■ **Problem details**
Read the lines that follow and tally those with the word "object"; give the number and nothing else.

■ **Given data**
§ §
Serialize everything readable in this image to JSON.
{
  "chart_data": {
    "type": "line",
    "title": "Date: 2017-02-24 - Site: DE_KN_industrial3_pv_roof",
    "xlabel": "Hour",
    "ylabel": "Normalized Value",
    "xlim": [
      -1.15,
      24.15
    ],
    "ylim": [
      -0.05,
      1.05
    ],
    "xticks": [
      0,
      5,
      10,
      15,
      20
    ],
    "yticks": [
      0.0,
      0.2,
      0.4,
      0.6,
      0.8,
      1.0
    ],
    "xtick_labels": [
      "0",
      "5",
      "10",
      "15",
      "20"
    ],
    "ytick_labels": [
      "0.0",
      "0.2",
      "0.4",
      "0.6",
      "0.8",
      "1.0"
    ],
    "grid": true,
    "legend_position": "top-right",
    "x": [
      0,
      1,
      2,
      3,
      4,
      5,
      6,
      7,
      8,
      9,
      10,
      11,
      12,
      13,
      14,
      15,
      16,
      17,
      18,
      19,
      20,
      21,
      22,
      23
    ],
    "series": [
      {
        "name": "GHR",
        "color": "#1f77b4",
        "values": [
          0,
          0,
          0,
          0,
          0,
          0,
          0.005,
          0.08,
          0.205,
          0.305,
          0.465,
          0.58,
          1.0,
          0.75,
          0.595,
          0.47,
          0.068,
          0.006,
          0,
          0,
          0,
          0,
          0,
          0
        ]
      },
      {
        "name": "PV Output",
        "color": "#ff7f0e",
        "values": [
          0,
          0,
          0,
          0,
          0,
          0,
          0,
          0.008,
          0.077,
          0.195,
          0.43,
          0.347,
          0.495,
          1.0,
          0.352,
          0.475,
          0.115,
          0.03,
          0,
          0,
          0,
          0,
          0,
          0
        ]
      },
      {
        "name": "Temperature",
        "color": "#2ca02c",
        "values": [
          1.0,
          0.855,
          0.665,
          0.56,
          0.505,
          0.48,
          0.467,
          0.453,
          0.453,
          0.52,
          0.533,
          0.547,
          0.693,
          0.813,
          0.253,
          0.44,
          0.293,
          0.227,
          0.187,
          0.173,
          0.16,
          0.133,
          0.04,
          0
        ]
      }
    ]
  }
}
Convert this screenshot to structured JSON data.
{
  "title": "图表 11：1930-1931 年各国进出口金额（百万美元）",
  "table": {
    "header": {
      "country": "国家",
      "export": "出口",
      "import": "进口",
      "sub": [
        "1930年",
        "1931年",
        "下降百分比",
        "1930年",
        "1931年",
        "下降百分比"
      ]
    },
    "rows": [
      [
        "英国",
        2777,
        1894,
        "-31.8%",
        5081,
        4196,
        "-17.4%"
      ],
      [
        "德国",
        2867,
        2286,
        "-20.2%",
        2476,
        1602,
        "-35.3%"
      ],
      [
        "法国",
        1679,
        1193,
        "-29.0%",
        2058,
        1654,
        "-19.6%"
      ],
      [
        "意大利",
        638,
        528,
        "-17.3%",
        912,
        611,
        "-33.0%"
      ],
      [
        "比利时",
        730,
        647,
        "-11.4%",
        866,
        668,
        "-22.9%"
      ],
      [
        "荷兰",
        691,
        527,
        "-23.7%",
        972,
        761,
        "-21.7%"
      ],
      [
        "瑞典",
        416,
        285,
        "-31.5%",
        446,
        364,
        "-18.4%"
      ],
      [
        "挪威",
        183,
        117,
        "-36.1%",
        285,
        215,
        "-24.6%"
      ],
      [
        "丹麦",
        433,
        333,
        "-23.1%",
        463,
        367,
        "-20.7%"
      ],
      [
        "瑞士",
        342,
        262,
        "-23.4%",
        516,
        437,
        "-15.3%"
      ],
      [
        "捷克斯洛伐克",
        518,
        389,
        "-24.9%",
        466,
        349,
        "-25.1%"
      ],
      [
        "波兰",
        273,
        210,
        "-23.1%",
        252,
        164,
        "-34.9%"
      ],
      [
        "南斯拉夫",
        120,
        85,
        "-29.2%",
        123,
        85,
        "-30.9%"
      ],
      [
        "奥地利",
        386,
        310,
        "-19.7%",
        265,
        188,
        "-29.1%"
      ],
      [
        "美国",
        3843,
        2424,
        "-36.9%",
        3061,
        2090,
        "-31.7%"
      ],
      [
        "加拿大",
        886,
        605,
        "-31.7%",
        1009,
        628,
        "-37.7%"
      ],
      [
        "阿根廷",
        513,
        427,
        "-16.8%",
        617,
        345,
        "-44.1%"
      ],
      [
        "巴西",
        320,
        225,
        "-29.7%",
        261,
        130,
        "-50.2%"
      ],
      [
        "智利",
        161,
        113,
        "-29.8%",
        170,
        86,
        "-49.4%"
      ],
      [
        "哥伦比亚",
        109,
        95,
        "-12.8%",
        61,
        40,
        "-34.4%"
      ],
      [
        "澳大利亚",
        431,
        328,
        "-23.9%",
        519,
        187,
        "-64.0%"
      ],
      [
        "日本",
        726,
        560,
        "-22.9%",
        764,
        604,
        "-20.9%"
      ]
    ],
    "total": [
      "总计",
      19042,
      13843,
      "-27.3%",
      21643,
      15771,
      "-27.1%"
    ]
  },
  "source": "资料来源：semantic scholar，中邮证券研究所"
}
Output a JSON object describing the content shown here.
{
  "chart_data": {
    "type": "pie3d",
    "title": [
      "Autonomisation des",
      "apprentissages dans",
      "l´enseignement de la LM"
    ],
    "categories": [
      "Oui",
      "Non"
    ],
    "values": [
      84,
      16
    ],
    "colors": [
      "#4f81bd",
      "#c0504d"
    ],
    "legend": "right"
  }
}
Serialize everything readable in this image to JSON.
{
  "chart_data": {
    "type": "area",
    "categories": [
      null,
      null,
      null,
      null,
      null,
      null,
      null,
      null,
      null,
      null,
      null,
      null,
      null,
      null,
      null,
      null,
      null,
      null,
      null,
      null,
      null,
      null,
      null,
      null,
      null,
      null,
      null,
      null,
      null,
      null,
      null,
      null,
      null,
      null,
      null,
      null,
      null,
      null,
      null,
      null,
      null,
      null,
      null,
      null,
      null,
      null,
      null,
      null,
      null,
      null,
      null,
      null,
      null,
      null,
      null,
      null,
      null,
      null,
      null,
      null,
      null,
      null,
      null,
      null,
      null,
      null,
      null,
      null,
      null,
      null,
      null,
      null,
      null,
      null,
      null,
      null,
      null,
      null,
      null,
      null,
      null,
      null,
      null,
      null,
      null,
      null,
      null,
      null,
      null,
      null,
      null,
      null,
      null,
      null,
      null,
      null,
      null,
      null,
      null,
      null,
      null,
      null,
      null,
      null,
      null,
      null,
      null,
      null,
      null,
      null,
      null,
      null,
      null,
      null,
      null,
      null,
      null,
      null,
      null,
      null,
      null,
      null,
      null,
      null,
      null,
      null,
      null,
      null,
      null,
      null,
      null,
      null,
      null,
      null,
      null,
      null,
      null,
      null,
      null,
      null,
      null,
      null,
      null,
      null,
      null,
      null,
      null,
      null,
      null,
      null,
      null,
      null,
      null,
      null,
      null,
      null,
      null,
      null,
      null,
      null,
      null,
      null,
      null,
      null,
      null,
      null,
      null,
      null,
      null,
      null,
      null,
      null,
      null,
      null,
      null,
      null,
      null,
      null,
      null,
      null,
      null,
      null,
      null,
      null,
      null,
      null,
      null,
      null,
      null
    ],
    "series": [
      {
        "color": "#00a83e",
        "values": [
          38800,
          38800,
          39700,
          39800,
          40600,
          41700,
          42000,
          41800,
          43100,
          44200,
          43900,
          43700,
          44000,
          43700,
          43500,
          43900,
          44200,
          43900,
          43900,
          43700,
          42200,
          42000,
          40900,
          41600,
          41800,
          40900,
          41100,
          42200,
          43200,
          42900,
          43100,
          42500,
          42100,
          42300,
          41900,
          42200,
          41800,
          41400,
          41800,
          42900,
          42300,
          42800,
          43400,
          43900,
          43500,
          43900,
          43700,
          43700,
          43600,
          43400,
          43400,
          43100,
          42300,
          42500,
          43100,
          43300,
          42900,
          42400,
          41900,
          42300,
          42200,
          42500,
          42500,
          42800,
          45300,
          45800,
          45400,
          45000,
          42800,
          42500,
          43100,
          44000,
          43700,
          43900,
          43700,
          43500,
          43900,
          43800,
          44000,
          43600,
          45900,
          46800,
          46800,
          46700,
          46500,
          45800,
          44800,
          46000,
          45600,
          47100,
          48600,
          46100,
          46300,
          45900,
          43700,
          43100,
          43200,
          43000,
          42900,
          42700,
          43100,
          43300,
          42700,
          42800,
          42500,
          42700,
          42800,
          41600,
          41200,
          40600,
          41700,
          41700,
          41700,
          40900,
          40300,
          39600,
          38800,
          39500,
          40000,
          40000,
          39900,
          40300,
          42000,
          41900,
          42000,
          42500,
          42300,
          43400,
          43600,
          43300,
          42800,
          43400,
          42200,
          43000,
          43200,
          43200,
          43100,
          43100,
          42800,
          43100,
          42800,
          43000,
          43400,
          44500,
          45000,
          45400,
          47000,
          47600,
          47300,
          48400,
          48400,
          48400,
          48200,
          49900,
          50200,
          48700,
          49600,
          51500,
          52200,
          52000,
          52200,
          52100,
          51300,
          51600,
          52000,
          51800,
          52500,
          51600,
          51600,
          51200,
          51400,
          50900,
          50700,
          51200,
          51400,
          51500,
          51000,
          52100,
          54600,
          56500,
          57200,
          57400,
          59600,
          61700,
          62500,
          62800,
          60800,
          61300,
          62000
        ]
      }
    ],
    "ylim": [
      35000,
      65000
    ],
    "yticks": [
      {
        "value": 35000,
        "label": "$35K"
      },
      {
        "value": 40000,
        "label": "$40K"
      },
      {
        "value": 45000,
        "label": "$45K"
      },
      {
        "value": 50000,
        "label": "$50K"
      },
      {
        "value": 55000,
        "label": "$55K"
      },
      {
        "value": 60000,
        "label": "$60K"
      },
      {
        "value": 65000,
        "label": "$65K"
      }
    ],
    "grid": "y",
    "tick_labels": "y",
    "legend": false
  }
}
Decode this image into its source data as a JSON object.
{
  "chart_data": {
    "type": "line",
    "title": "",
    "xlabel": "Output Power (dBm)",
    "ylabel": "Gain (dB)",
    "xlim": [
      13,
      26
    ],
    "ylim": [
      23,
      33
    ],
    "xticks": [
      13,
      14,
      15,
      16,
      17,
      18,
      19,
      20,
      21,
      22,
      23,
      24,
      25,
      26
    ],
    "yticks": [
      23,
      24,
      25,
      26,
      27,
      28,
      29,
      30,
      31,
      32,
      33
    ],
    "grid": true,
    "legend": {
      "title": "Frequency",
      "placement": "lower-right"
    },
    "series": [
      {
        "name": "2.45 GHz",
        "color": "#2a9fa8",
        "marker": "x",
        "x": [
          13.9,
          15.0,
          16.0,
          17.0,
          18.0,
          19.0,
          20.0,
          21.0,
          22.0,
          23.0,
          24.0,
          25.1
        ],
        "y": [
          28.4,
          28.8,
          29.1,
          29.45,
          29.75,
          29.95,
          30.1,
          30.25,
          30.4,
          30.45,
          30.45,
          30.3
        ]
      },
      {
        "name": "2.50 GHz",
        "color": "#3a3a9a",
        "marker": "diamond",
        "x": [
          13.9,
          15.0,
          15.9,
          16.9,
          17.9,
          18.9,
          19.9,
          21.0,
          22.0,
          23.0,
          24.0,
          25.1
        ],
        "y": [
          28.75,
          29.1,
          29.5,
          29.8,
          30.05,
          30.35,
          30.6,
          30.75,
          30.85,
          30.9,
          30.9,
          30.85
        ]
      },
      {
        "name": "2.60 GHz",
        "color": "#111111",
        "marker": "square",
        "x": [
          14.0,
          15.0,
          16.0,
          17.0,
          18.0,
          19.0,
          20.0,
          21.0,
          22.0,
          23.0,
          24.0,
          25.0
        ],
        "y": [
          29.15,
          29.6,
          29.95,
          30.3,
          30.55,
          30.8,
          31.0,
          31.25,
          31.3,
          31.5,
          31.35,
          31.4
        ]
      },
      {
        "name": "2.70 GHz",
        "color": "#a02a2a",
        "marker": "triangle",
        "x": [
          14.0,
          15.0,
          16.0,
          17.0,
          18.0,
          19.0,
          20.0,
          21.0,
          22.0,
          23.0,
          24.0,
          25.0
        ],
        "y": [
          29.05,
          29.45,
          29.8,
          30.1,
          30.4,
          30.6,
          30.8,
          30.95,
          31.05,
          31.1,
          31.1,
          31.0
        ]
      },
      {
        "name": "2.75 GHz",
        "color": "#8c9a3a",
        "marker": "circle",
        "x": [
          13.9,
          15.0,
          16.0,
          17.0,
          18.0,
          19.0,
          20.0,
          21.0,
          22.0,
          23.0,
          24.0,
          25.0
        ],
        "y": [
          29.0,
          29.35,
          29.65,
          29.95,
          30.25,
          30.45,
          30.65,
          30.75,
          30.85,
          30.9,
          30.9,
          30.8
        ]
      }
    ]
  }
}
§ §
■ **Response to the task**
2